Exercise objective: Extract the complete listing and repeat it word for word.

(Collection entries)

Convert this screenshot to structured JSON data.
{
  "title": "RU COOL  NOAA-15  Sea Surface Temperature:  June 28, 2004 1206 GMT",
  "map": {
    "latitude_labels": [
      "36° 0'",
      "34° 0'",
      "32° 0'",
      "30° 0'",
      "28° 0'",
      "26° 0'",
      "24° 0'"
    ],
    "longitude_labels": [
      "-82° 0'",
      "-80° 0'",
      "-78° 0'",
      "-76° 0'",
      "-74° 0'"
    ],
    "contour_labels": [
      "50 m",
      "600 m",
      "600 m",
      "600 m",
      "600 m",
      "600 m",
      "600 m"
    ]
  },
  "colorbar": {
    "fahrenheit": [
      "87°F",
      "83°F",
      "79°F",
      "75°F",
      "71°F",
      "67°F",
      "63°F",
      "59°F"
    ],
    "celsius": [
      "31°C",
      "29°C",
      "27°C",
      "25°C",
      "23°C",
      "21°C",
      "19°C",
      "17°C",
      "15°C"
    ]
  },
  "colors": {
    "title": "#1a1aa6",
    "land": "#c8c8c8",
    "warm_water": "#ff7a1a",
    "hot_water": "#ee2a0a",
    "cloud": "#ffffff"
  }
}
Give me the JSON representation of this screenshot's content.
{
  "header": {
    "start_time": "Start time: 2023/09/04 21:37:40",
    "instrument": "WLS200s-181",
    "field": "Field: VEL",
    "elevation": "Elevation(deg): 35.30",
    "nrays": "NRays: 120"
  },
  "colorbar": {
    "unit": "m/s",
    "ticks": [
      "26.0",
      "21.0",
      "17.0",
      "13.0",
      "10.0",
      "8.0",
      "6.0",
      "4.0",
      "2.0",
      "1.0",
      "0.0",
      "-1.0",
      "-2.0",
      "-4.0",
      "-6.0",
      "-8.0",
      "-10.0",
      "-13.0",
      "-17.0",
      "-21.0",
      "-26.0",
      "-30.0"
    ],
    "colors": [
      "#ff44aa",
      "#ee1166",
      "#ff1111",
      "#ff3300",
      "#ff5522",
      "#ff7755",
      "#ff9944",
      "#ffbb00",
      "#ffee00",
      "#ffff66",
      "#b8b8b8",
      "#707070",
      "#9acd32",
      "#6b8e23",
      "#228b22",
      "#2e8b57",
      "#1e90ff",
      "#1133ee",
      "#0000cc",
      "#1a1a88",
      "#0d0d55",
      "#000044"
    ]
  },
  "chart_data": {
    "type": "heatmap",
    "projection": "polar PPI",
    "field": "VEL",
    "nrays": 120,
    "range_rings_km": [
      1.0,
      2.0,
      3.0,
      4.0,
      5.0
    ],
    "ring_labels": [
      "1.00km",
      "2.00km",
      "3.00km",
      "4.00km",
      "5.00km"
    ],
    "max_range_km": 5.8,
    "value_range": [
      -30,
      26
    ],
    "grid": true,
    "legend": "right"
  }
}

Result of this task:
Convert this screenshot to structured JSON data.
{
  "title": "RU COOL  NOAA-15  Sea Surface Temperature:  June 28, 2004 1206 GMT",
  "map": {
    "latitude_labels": [
      "36° 0'",
      "34° 0'",
      "32° 0'",
      "30° 0'",
      "28° 0'",
      "26° 0'",
      "24° 0'"
    ],
    "longitude_labels": [
      "-82° 0'",
      "-80° 0'",
      "-78° 0'",
      "-76° 0'",
      "-74° 0'"
    ],
    "contour_labels": [
      "50 m",
      "600 m",
      "600 m",
      "600 m",
      "600 m",
      "600 m",
      "600 m"
    ]
  },
  "colorbar": {
    "fahrenheit": [
      "87°F",
      "83°F",
      "79°F",
      "75°F",
      "71°F",
      "67°F",
      "63°F",
      "59°F"
    ],
    "celsius": [
      "31°C",
      "29°C",
      "27°C",
      "25°C",
      "23°C",
      "21°C",
      "19°C",
      "17°C",
      "15°C"
    ]
  },
  "colors": {
    "title": "#1a1aa6",
    "land": "#c8c8c8",
    "warm_water": "#ff7a1a",
    "hot_water": "#ee2a0a",
    "cloud": "#ffffff"
  }
}
Give me the JSON representation of this screenshot's content.
{
  "header": {
    "start_time": "Start time: 2023/09/04 21:37:40",
    "instrument": "WLS200s-181",
    "field": "Field: VEL",
    "elevation": "Elevation(deg): 35.30",
    "nrays": "NRays: 120"
  },
  "colorbar": {
    "unit": "m/s",
    "ticks": [
      "26.0",
      "21.0",
      "17.0",
      "13.0",
      "10.0",
      "8.0",
      "6.0",
      "4.0",
      "2.0",
      "1.0",
      "0.0",
      "-1.0",
      "-2.0",
      "-4.0",
      "-6.0",
      "-8.0",
      "-10.0",
      "-13.0",
      "-17.0",
      "-21.0",
      "-26.0",
      "-30.0"
    ],
    "colors": [
      "#ff44aa",
      "#ee1166",
      "#ff1111",
      "#ff3300",
      "#ff5522",
      "#ff7755",
      "#ff9944",
      "#ffbb00",
      "#ffee00",
      "#ffff66",
      "#b8b8b8",
      "#707070",
      "#9acd32",
      "#6b8e23",
      "#228b22",
      "#2e8b57",
      "#1e90ff",
      "#1133ee",
      "#0000cc",
      "#1a1a88",
      "#0d0d55",
      "#000044"
    ]
  },
  "chart_data": {
    "type": "heatmap",
    "projection": "polar PPI",
    "field": "VEL",
    "nrays": 120,
    "range_rings_km": [
      1.0,
      2.0,
      3.0,
      4.0,
      5.0
    ],
    "ring_labels": [
      "1.00km",
      "2.00km",
      "3.00km",
      "4.00km",
      "5.00km"
    ],
    "max_range_km": 5.8,
    "value_range": [
      -30,
      26
    ],
    "grid": true,
    "legend": "right"
  }
}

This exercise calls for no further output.